## PROMPT
Copy each line exactly.

## PROVIDED RECORDS
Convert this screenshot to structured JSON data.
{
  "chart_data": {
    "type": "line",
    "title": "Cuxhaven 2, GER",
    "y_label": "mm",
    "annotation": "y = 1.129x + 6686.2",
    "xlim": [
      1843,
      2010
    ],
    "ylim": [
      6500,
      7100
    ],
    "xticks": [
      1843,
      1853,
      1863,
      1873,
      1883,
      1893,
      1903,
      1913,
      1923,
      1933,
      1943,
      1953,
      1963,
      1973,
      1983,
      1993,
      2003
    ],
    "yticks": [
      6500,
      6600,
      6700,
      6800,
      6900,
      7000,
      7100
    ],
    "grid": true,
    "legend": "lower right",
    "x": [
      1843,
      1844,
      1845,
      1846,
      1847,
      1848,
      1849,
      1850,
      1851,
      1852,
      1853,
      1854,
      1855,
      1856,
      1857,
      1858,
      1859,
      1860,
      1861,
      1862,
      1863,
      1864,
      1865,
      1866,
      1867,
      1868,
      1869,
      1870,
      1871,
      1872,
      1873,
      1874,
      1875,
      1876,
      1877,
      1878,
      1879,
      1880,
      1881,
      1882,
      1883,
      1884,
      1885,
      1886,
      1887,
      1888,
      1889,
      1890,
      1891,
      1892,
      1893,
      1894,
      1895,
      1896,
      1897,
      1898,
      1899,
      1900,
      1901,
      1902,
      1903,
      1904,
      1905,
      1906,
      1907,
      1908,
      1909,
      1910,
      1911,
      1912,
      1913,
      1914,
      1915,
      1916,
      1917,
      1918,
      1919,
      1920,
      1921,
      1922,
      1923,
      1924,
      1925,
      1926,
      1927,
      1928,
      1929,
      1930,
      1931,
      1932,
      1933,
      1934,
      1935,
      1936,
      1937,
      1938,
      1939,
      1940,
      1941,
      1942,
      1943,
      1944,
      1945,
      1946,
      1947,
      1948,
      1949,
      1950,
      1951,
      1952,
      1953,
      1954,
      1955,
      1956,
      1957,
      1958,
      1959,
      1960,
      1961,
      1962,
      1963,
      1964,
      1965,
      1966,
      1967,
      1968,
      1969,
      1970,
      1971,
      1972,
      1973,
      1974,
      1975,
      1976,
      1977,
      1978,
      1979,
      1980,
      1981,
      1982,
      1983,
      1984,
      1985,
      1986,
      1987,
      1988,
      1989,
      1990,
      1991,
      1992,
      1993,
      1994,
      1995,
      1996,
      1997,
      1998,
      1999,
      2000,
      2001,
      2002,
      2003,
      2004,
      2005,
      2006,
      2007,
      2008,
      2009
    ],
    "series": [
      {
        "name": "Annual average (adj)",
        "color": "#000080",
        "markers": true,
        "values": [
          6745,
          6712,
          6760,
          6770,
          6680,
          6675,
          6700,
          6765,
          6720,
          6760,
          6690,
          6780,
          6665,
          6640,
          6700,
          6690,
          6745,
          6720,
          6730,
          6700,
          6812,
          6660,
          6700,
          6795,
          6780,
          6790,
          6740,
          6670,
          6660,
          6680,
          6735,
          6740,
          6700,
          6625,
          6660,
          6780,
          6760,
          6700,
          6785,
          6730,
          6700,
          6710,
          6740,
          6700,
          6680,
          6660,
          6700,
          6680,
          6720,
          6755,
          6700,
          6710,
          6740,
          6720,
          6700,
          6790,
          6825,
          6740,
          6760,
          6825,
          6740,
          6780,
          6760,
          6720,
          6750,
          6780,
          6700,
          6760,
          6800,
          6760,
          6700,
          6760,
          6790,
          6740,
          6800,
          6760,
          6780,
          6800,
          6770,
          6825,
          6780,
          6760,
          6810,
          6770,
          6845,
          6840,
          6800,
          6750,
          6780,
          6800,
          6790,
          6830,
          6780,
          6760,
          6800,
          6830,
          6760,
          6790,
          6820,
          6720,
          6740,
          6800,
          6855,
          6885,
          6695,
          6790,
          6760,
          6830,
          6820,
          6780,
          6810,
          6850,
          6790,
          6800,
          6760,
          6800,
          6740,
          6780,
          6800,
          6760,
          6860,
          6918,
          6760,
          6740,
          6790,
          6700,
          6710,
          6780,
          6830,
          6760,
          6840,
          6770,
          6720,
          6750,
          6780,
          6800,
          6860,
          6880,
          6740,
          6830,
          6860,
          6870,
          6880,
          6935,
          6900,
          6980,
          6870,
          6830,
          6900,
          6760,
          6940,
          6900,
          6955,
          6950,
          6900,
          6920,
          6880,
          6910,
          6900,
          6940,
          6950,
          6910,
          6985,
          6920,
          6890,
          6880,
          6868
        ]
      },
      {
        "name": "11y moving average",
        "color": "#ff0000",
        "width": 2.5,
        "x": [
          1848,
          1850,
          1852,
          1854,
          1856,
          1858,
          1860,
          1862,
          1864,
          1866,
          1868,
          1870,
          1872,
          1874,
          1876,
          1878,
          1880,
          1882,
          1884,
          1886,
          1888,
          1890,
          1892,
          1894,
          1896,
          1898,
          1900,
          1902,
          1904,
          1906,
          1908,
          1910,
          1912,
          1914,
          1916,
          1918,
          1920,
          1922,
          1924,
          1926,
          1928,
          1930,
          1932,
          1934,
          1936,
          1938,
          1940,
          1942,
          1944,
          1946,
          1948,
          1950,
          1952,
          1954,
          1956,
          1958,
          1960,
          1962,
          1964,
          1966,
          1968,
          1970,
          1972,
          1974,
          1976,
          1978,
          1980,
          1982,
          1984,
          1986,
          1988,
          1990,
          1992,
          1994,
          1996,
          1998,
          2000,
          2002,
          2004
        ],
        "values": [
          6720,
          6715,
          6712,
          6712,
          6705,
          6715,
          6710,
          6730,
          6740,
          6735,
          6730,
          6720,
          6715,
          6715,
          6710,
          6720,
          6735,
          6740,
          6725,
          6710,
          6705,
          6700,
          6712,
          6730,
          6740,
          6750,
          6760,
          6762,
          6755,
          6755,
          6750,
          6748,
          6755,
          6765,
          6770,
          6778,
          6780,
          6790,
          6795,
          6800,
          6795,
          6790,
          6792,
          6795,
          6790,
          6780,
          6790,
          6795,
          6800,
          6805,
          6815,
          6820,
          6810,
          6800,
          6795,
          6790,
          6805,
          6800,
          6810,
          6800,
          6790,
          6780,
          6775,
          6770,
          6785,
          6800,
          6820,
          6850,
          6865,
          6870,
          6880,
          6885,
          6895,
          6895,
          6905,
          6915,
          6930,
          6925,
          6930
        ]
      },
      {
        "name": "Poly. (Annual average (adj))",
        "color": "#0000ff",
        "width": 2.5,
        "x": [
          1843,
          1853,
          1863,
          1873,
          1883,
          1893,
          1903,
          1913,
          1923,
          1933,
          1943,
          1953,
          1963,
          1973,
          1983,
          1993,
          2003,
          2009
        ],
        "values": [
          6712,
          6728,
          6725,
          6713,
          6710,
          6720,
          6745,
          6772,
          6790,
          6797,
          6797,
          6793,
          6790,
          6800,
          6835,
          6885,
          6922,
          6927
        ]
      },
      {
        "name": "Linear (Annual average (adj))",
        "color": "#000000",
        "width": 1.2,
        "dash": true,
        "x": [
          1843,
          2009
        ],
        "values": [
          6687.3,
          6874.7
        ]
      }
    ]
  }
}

## SOLUTION BELOW
Convert this screenshot to structured JSON data.
{
  "chart_data": {
    "type": "line",
    "title": "Cuxhaven 2, GER",
    "y_label": "mm",
    "annotation": "y = 1.129x + 6686.2",
    "xlim": [
      1843,
      2010
    ],
    "ylim": [
      6500,
      7100
    ],
    "xticks": [
      1843,
      1853,
      1863,
      1873,
      1883,
      1893,
      1903,
      1913,
      1923,
      1933,
      1943,
      1953,
      1963,
      1973,
      1983,
      1993,
      2003
    ],
    "yticks": [
      6500,
      6600,
      6700,
      6800,
      6900,
      7000,
      7100
    ],
    "grid": true,
    "legend": "lower right",
    "x": [
      1843,
      1844,
      1845,
      1846,
      1847,
      1848,
      1849,
      1850,
      1851,
      1852,
      1853,
      1854,
      1855,
      1856,
      1857,
      1858,
      1859,
      1860,
      1861,
      1862,
      1863,
      1864,
      1865,
      1866,
      1867,
      1868,
      1869,
      1870,
      1871,
      1872,
      1873,
      1874,
      1875,
      1876,
      1877,
      1878,
      1879,
      1880,
      1881,
      1882,
      1883,
      1884,
      1885,
      1886,
      1887,
      1888,
      1889,
      1890,
      1891,
      1892,
      1893,
      1894,
      1895,
      1896,
      1897,
      1898,
      1899,
      1900,
      1901,
      1902,
      1903,
      1904,
      1905,
      1906,
      1907,
      1908,
      1909,
      1910,
      1911,
      1912,
      1913,
      1914,
      1915,
      1916,
      1917,
      1918,
      1919,
      1920,
      1921,
      1922,
      1923,
      1924,
      1925,
      1926,
      1927,
      1928,
      1929,
      1930,
      1931,
      1932,
      1933,
      1934,
      1935,
      1936,
      1937,
      1938,
      1939,
      1940,
      1941,
      1942,
      1943,
      1944,
      1945,
      1946,
      1947,
      1948,
      1949,
      1950,
      1951,
      1952,
      1953,
      1954,
      1955,
      1956,
      1957,
      1958,
      1959,
      1960,
      1961,
      1962,
      1963,
      1964,
      1965,
      1966,
      1967,
      1968,
      1969,
      1970,
      1971,
      1972,
      1973,
      1974,
      1975,
      1976,
      1977,
      1978,
      1979,
      1980,
      1981,
      1982,
      1983,
      1984,
      1985,
      1986,
      1987,
      1988,
      1989,
      1990,
      1991,
      1992,
      1993,
      1994,
      1995,
      1996,
      1997,
      1998,
      1999,
      2000,
      2001,
      2002,
      2003,
      2004,
      2005,
      2006,
      2007,
      2008,
      2009
    ],
    "series": [
      {
        "name": "Annual average (adj)",
        "color": "#000080",
        "markers": true,
        "values": [
          6745,
          6712,
          6760,
          6770,
          6680,
          6675,
          6700,
          6765,
          6720,
          6760,
          6690,
          6780,
          6665,
          6640,
          6700,
          6690,
          6745,
          6720,
          6730,
          6700,
          6812,
          6660,
          6700,
          6795,
          6780,
          6790,
          6740,
          6670,
          6660,
          6680,
          6735,
          6740,
          6700,
          6625,
          6660,
          6780,
          6760,
          6700,
          6785,
          6730,
          6700,
          6710,
          6740,
          6700,
          6680,
          6660,
          6700,
          6680,
          6720,
          6755,
          6700,
          6710,
          6740,
          6720,
          6700,
          6790,
          6825,
          6740,
          6760,
          6825,
          6740,
          6780,
          6760,
          6720,
          6750,
          6780,
          6700,
          6760,
          6800,
          6760,
          6700,
          6760,
          6790,
          6740,
          6800,
          6760,
          6780,
          6800,
          6770,
          6825,
          6780,
          6760,
          6810,
          6770,
          6845,
          6840,
          6800,
          6750,
          6780,
          6800,
          6790,
          6830,
          6780,
          6760,
          6800,
          6830,
          6760,
          6790,
          6820,
          6720,
          6740,
          6800,
          6855,
          6885,
          6695,
          6790,
          6760,
          6830,
          6820,
          6780,
          6810,
          6850,
          6790,
          6800,
          6760,
          6800,
          6740,
          6780,
          6800,
          6760,
          6860,
          6918,
          6760,
          6740,
          6790,
          6700,
          6710,
          6780,
          6830,
          6760,
          6840,
          6770,
          6720,
          6750,
          6780,
          6800,
          6860,
          6880,
          6740,
          6830,
          6860,
          6870,
          6880,
          6935,
          6900,
          6980,
          6870,
          6830,
          6900,
          6760,
          6940,
          6900,
          6955,
          6950,
          6900,
          6920,
          6880,
          6910,
          6900,
          6940,
          6950,
          6910,
          6985,
          6920,
          6890,
          6880,
          6868
        ]
      },
      {
        "name": "11y moving average",
        "color": "#ff0000",
        "width": 2.5,
        "x": [
          1848,
          1850,
          1852,
          1854,
          1856,
          1858,
          1860,
          1862,
          1864,
          1866,
          1868,
          1870,
          1872,
          1874,
          1876,
          1878,
          1880,
          1882,
          1884,
          1886,
          1888,
          1890,
          1892,
          1894,
          1896,
          1898,
          1900,
          1902,
          1904,
          1906,
          1908,
          1910,
          1912,
          1914,
          1916,
          1918,
          1920,
          1922,
          1924,
          1926,
          1928,
          1930,
          1932,
          1934,
          1936,
          1938,
          1940,
          1942,
          1944,
          1946,
          1948,
          1950,
          1952,
          1954,
          1956,
          1958,
          1960,
          1962,
          1964,
          1966,
          1968,
          1970,
          1972,
          1974,
          1976,
          1978,
          1980,
          1982,
          1984,
          1986,
          1988,
          1990,
          1992,
          1994,
          1996,
          1998,
          2000,
          2002,
          2004
        ],
        "values": [
          6720,
          6715,
          6712,
          6712,
          6705,
          6715,
          6710,
          6730,
          6740,
          6735,
          6730,
          6720,
          6715,
          6715,
          6710,
          6720,
          6735,
          6740,
          6725,
          6710,
          6705,
          6700,
          6712,
          6730,
          6740,
          6750,
          6760,
          6762,
          6755,
          6755,
          6750,
          6748,
          6755,
          6765,
          6770,
          6778,
          6780,
          6790,
          6795,
          6800,
          6795,
          6790,
          6792,
          6795,
          6790,
          6780,
          6790,
          6795,
          6800,
          6805,
          6815,
          6820,
          6810,
          6800,
          6795,
          6790,
          6805,
          6800,
          6810,
          6800,
          6790,
          6780,
          6775,
          6770,
          6785,
          6800,
          6820,
          6850,
          6865,
          6870,
          6880,
          6885,
          6895,
          6895,
          6905,
          6915,
          6930,
          6925,
          6930
        ]
      },
      {
        "name": "Poly. (Annual average (adj))",
        "color": "#0000ff",
        "width": 2.5,
        "x": [
          1843,
          1853,
          1863,
          1873,
          1883,
          1893,
          1903,
          1913,
          1923,
          1933,
          1943,
          1953,
          1963,
          1973,
          1983,
          1993,
          2003,
          2009
        ],
        "values": [
          6712,
          6728,
          6725,
          6713,
          6710,
          6720,
          6745,
          6772,
          6790,
          6797,
          6797,
          6793,
          6790,
          6800,
          6835,
          6885,
          6922,
          6927
        ]
      },
      {
        "name": "Linear (Annual average (adj))",
        "color": "#000000",
        "width": 1.2,
        "dash": true,
        "x": [
          1843,
          2009
        ],
        "values": [
          6687.3,
          6874.7
        ]
      }
    ]
  }
}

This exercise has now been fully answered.